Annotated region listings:
-=-=-=-=-

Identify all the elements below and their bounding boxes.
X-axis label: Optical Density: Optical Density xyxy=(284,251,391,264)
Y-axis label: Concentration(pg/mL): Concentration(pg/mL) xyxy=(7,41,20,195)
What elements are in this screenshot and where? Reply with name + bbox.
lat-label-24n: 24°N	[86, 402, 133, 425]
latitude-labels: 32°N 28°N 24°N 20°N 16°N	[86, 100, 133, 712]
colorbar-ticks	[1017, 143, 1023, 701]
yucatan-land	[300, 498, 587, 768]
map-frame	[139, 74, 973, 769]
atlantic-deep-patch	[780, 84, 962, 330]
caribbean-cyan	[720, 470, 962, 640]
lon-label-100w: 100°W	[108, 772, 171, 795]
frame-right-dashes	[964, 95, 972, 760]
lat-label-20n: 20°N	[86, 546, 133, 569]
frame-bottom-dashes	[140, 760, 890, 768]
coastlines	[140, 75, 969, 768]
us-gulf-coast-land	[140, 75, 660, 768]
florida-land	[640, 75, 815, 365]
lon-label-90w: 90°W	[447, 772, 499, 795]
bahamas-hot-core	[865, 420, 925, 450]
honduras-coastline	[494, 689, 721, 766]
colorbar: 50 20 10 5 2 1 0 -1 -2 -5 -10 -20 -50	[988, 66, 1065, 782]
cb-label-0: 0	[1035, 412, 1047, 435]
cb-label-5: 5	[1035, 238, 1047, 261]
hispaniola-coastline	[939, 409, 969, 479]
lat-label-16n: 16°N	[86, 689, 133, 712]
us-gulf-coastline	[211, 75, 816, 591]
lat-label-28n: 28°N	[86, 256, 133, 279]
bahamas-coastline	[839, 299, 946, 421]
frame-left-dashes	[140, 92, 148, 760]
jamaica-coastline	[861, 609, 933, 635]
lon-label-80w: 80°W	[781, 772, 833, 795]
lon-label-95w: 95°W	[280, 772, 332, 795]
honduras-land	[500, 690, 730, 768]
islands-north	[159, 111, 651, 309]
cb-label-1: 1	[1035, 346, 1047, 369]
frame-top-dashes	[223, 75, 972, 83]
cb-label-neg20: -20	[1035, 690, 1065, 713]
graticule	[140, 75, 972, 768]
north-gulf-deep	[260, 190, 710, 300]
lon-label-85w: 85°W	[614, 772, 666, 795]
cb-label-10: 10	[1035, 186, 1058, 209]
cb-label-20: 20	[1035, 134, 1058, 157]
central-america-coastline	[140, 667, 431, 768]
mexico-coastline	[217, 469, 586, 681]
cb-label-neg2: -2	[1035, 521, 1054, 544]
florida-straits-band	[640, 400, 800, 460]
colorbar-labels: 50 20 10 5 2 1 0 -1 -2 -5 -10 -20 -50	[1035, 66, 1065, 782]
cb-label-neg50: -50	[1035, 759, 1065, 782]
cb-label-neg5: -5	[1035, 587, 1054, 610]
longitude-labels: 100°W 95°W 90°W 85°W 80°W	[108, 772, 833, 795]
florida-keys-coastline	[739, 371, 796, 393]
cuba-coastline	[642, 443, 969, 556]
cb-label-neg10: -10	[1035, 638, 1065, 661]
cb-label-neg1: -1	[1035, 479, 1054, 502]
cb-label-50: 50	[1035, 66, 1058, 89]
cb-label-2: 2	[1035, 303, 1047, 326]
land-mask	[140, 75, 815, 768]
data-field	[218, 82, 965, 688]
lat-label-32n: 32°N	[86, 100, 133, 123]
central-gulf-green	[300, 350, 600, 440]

-=-=-=-=-

> **EXERCISE DETAILS**: Please rewrite the items, starting at the first one and ending at the line that contains "479, 1054, 502]", with "graticule" replaced by "gridlines" and nothing else changed.

> **EXERCISE ANSWER**:
Identify all the elements below and their bounding boxes.
X-axis label: Optical Density: Optical Density xyxy=(284,251,391,264)
Y-axis label: Concentration(pg/mL): Concentration(pg/mL) xyxy=(7,41,20,195)
What elements are in this screenshot and where? Reply with name + bbox.
lat-label-24n: 24°N	[86, 402, 133, 425]
latitude-labels: 32°N 28°N 24°N 20°N 16°N	[86, 100, 133, 712]
colorbar-ticks	[1017, 143, 1023, 701]
yucatan-land	[300, 498, 587, 768]
map-frame	[139, 74, 973, 769]
atlantic-deep-patch	[780, 84, 962, 330]
caribbean-cyan	[720, 470, 962, 640]
lon-label-100w: 100°W	[108, 772, 171, 795]
frame-right-dashes	[964, 95, 972, 760]
lat-label-20n: 20°N	[86, 546, 133, 569]
frame-bottom-dashes	[140, 760, 890, 768]
coastlines	[140, 75, 969, 768]
us-gulf-coast-land	[140, 75, 660, 768]
florida-land	[640, 75, 815, 365]
lon-label-90w: 90°W	[447, 772, 499, 795]
bahamas-hot-core	[865, 420, 925, 450]
honduras-coastline	[494, 689, 721, 766]
colorbar: 50 20 10 5 2 1 0 -1 -2 -5 -10 -20 -50	[988, 66, 1065, 782]
cb-label-0: 0	[1035, 412, 1047, 435]
cb-label-5: 5	[1035, 238, 1047, 261]
hispaniola-coastline	[939, 409, 969, 479]
lat-label-16n: 16°N	[86, 689, 133, 712]
us-gulf-coastline	[211, 75, 816, 591]
lat-label-28n: 28°N	[86, 256, 133, 279]
bahamas-coastline	[839, 299, 946, 421]
frame-left-dashes	[140, 92, 148, 760]
jamaica-coastline	[861, 609, 933, 635]
lon-label-80w: 80°W	[781, 772, 833, 795]
lon-label-95w: 95°W	[280, 772, 332, 795]
honduras-land	[500, 690, 730, 768]
islands-north	[159, 111, 651, 309]
cb-label-1: 1	[1035, 346, 1047, 369]
frame-top-dashes	[223, 75, 972, 83]
cb-label-neg20: -20	[1035, 690, 1065, 713]
gridlines	[140, 75, 972, 768]
north-gulf-deep	[260, 190, 710, 300]
lon-label-85w: 85°W	[614, 772, 666, 795]
cb-label-10: 10	[1035, 186, 1058, 209]
cb-label-20: 20	[1035, 134, 1058, 157]
central-america-coastline	[140, 667, 431, 768]
mexico-coastline	[217, 469, 586, 681]
cb-label-neg2: -2	[1035, 521, 1054, 544]
florida-straits-band	[640, 400, 800, 460]
colorbar-labels: 50 20 10 5 2 1 0 -1 -2 -5 -10 -20 -50	[1035, 66, 1065, 782]
cb-label-neg50: -50	[1035, 759, 1065, 782]
cb-label-neg5: -5	[1035, 587, 1054, 610]
longitude-labels: 100°W 95°W 90°W 85°W 80°W	[108, 772, 833, 795]
florida-keys-coastline	[739, 371, 796, 393]
cuba-coastline	[642, 443, 969, 556]
cb-label-neg10: -10	[1035, 638, 1065, 661]
cb-label-neg1: -1	[1035, 479, 1054, 502]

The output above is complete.